PROBLEM REQUIREMENTS -
Extract every line from the records below that contains the word "this".

DATA SUPPLIED -

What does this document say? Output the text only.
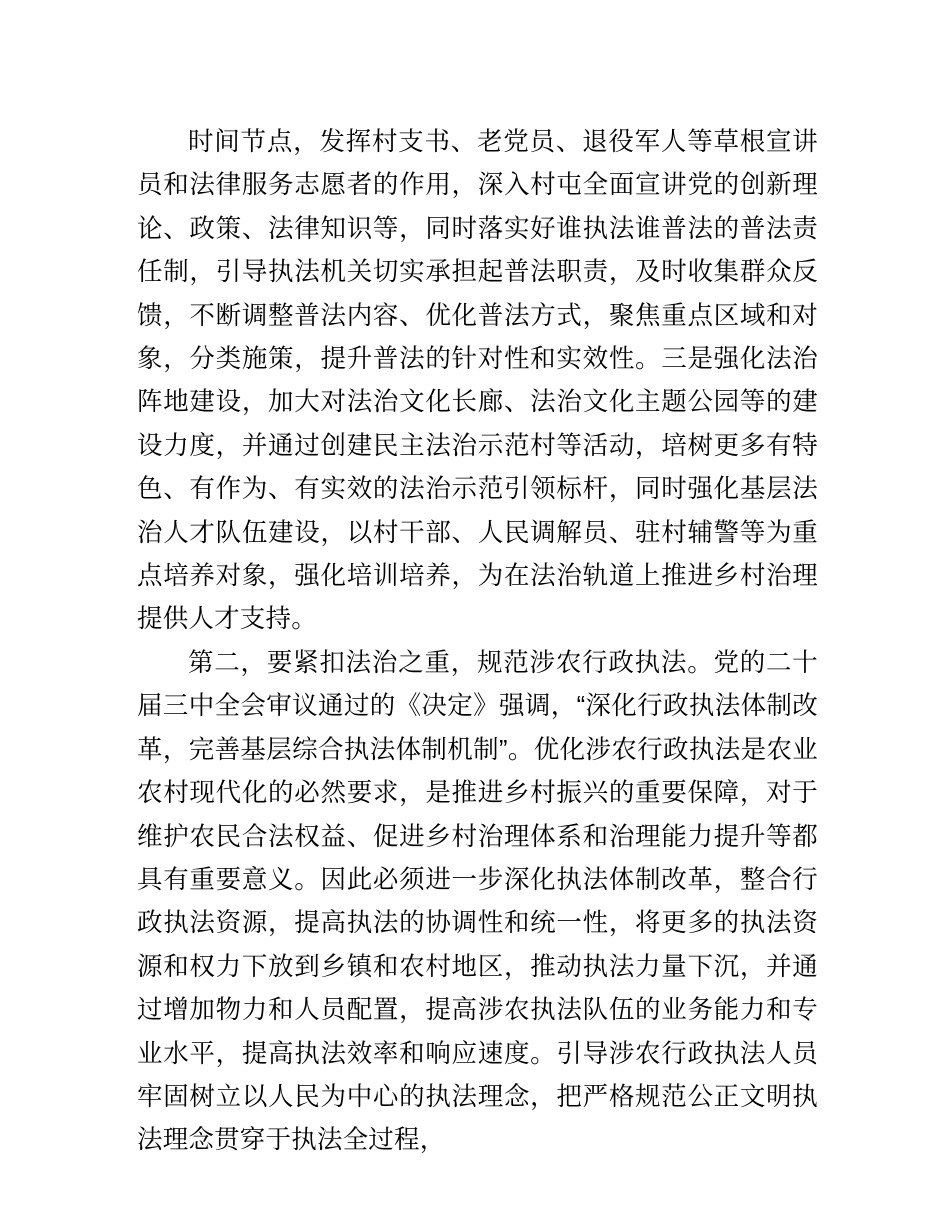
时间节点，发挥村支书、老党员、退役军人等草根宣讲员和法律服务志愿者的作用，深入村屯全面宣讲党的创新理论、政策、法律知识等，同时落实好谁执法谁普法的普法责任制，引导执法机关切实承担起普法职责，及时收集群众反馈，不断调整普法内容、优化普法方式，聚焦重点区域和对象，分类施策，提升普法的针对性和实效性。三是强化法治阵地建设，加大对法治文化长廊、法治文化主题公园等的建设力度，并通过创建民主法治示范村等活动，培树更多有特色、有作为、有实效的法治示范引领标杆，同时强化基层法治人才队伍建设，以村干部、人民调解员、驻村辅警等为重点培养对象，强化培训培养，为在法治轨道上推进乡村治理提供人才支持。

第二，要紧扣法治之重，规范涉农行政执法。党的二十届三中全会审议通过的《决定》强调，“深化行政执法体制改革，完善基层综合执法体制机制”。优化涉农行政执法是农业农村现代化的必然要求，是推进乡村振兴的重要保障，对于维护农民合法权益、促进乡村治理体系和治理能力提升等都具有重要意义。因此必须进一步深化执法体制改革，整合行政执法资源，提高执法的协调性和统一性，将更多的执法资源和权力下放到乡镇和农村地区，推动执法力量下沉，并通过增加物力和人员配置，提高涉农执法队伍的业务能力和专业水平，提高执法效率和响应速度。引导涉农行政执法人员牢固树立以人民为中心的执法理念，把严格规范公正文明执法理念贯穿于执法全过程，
---
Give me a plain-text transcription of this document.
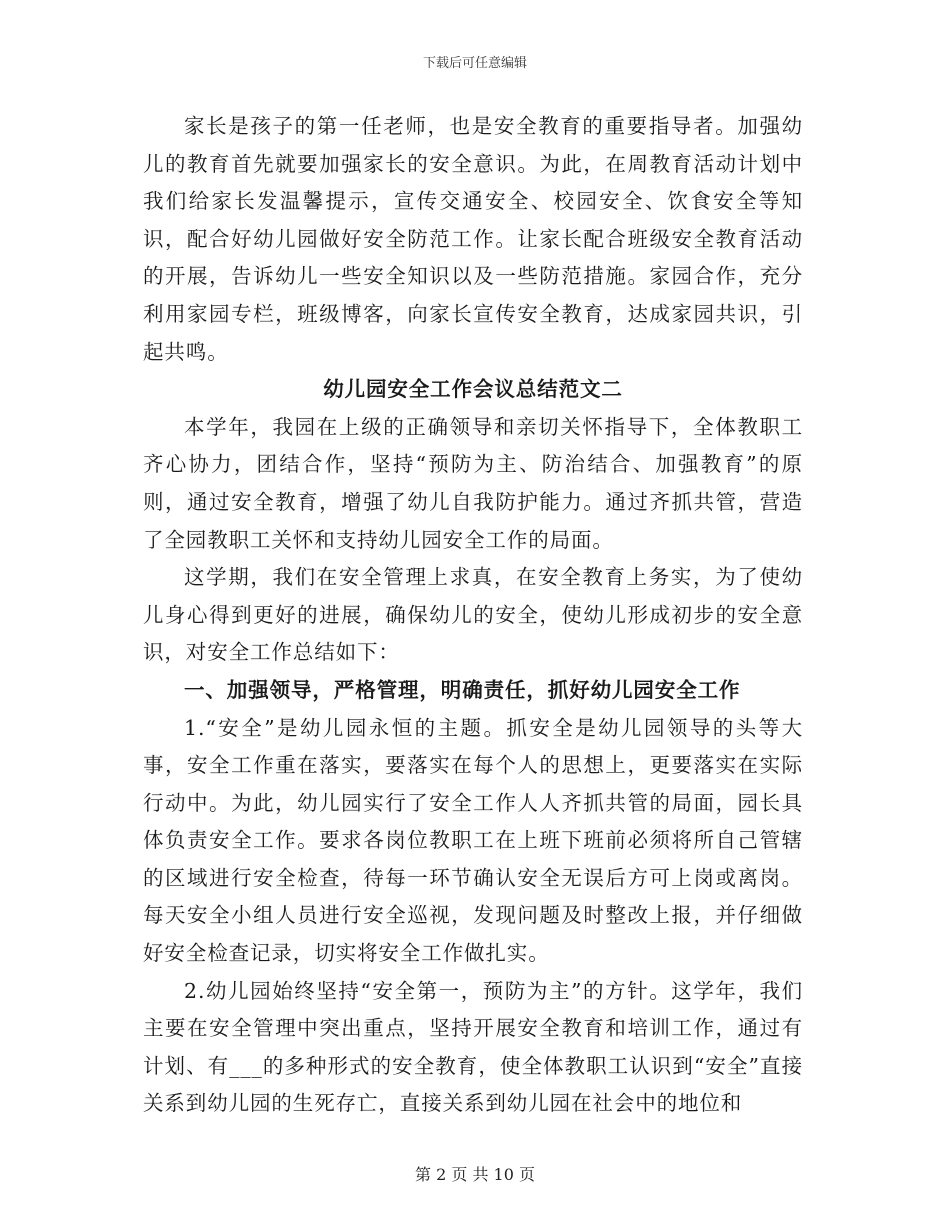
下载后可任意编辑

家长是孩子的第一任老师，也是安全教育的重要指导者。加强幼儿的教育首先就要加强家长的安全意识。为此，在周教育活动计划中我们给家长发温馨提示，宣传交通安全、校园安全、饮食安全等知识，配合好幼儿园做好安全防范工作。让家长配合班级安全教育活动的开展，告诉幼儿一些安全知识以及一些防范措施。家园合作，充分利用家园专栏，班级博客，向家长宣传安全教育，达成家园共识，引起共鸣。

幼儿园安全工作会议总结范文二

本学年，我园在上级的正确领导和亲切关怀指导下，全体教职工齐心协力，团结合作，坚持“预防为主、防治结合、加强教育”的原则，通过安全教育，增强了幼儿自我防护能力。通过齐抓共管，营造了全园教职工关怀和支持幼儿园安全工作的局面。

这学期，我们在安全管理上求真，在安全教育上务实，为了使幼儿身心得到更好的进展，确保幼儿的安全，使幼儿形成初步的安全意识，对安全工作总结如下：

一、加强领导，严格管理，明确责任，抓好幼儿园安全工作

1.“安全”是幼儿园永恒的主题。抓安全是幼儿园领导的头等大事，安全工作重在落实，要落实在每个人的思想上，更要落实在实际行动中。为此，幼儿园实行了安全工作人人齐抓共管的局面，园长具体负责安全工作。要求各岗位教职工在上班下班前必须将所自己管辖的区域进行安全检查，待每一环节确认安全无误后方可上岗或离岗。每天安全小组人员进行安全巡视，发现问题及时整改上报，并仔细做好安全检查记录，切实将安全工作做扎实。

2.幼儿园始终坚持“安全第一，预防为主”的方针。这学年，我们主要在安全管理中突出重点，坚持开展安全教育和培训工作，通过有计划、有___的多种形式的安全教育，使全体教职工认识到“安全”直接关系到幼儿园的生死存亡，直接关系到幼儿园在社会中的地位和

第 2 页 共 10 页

THE RESULT -
What does this document say? Output the text only.
Give me a plain-text transcription of this document.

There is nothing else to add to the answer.